— begin Raw data —
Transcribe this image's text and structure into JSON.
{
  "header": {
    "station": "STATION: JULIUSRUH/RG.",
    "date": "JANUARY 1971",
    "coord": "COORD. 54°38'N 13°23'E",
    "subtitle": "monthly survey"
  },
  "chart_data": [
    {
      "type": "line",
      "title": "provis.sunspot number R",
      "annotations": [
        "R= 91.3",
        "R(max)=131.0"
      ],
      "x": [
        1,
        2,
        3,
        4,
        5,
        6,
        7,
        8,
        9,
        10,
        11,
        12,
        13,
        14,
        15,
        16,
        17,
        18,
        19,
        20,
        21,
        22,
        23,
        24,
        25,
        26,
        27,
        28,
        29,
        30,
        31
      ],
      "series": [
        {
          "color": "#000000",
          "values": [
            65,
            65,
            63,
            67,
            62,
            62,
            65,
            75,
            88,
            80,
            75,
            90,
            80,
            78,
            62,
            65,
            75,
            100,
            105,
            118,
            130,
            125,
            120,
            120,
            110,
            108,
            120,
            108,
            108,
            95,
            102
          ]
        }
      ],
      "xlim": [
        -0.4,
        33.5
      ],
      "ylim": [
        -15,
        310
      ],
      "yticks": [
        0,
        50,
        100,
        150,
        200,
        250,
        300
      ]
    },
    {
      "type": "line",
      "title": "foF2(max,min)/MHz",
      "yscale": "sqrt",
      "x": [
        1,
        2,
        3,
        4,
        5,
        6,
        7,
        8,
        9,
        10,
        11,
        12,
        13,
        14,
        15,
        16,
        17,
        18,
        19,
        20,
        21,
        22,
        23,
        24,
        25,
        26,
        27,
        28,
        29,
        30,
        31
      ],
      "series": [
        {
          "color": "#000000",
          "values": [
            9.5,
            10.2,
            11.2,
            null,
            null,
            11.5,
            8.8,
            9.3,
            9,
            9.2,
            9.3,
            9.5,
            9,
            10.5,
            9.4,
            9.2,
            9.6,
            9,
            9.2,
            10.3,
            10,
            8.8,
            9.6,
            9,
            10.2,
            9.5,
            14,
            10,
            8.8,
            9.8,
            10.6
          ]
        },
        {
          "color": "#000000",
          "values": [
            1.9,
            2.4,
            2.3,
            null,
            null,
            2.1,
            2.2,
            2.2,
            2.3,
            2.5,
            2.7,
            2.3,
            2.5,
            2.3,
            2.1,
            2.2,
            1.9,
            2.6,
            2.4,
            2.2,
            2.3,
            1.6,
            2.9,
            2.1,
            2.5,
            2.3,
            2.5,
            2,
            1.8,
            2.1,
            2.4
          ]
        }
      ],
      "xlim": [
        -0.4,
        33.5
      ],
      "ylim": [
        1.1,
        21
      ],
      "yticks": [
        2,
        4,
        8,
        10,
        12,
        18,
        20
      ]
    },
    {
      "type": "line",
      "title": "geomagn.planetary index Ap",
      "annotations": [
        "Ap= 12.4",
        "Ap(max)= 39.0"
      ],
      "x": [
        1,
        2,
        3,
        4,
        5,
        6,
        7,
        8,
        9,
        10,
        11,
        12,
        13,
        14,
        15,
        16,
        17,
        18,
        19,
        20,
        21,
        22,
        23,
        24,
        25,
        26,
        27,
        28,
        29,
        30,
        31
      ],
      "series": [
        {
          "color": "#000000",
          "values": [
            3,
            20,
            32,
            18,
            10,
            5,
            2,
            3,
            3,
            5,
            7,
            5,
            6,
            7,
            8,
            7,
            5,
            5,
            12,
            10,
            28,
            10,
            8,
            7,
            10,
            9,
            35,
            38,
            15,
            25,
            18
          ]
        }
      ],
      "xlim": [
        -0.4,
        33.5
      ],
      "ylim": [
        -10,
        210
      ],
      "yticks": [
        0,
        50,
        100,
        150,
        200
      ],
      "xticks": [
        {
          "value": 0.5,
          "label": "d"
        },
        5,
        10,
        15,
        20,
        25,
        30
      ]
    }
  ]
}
— end Raw data —
:: Challenge ::
Reproduce each record shown above without altering a single word.

:: Problem solution ::
Transcribe this image's text and structure into JSON.
{
  "header": {
    "station": "STATION: JULIUSRUH/RG.",
    "date": "JANUARY 1971",
    "coord": "COORD. 54°38'N 13°23'E",
    "subtitle": "monthly survey"
  },
  "chart_data": [
    {
      "type": "line",
      "title": "provis.sunspot number R",
      "annotations": [
        "R= 91.3",
        "R(max)=131.0"
      ],
      "x": [
        1,
        2,
        3,
        4,
        5,
        6,
        7,
        8,
        9,
        10,
        11,
        12,
        13,
        14,
        15,
        16,
        17,
        18,
        19,
        20,
        21,
        22,
        23,
        24,
        25,
        26,
        27,
        28,
        29,
        30,
        31
      ],
      "series": [
        {
          "color": "#000000",
          "values": [
            65,
            65,
            63,
            67,
            62,
            62,
            65,
            75,
            88,
            80,
            75,
            90,
            80,
            78,
            62,
            65,
            75,
            100,
            105,
            118,
            130,
            125,
            120,
            120,
            110,
            108,
            120,
            108,
            108,
            95,
            102
          ]
        }
      ],
      "xlim": [
        -0.4,
        33.5
      ],
      "ylim": [
        -15,
        310
      ],
      "yticks": [
        0,
        50,
        100,
        150,
        200,
        250,
        300
      ]
    },
    {
      "type": "line",
      "title": "foF2(max,min)/MHz",
      "yscale": "sqrt",
      "x": [
        1,
        2,
        3,
        4,
        5,
        6,
        7,
        8,
        9,
        10,
        11,
        12,
        13,
        14,
        15,
        16,
        17,
        18,
        19,
        20,
        21,
        22,
        23,
        24,
        25,
        26,
        27,
        28,
        29,
        30,
        31
      ],
      "series": [
        {
          "color": "#000000",
          "values": [
            9.5,
            10.2,
            11.2,
            null,
            null,
            11.5,
            8.8,
            9.3,
            9,
            9.2,
            9.3,
            9.5,
            9,
            10.5,
            9.4,
            9.2,
            9.6,
            9,
            9.2,
            10.3,
            10,
            8.8,
            9.6,
            9,
            10.2,
            9.5,
            14,
            10,
            8.8,
            9.8,
            10.6
          ]
        },
        {
          "color": "#000000",
          "values": [
            1.9,
            2.4,
            2.3,
            null,
            null,
            2.1,
            2.2,
            2.2,
            2.3,
            2.5,
            2.7,
            2.3,
            2.5,
            2.3,
            2.1,
            2.2,
            1.9,
            2.6,
            2.4,
            2.2,
            2.3,
            1.6,
            2.9,
            2.1,
            2.5,
            2.3,
            2.5,
            2,
            1.8,
            2.1,
            2.4
          ]
        }
      ],
      "xlim": [
        -0.4,
        33.5
      ],
      "ylim": [
        1.1,
        21
      ],
      "yticks": [
        2,
        4,
        8,
        10,
        12,
        18,
        20
      ]
    },
    {
      "type": "line",
      "title": "geomagn.planetary index Ap",
      "annotations": [
        "Ap= 12.4",
        "Ap(max)= 39.0"
      ],
      "x": [
        1,
        2,
        3,
        4,
        5,
        6,
        7,
        8,
        9,
        10,
        11,
        12,
        13,
        14,
        15,
        16,
        17,
        18,
        19,
        20,
        21,
        22,
        23,
        24,
        25,
        26,
        27,
        28,
        29,
        30,
        31
      ],
      "series": [
        {
          "color": "#000000",
          "values": [
            3,
            20,
            32,
            18,
            10,
            5,
            2,
            3,
            3,
            5,
            7,
            5,
            6,
            7,
            8,
            7,
            5,
            5,
            12,
            10,
            28,
            10,
            8,
            7,
            10,
            9,
            35,
            38,
            15,
            25,
            18
          ]
        }
      ],
      "xlim": [
        -0.4,
        33.5
      ],
      "ylim": [
        -10,
        210
      ],
      "yticks": [
        0,
        50,
        100,
        150,
        200
      ],
      "xticks": [
        {
          "value": 0.5,
          "label": "d"
        },
        5,
        10,
        15,
        20,
        25,
        30
      ]
    }
  ]
}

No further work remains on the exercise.